## Exercise directions:
Search the records below for the word "Fuel" and show every line where it occurs.

Records from a collection
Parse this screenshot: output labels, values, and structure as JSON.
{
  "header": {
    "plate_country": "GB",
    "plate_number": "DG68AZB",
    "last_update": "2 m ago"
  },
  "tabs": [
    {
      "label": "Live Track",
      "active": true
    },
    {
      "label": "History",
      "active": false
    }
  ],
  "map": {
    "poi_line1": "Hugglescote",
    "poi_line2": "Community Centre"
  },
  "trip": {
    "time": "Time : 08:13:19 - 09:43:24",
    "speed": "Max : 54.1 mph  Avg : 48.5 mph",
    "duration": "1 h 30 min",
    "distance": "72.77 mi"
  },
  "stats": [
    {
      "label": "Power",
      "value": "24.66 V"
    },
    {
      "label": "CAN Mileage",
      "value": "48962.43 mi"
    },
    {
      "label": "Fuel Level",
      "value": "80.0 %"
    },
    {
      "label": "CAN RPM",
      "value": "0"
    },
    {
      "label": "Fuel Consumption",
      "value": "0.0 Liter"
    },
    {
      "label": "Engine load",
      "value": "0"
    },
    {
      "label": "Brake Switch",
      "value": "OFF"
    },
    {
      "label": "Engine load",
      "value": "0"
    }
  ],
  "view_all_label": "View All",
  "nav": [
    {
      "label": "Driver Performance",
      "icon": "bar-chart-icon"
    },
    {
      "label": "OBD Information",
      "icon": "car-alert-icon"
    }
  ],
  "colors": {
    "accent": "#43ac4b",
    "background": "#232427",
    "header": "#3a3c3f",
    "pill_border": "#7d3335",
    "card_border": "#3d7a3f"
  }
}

## Output for this task:
      "label": "Fuel Level",
      "label": "Fuel Consumption",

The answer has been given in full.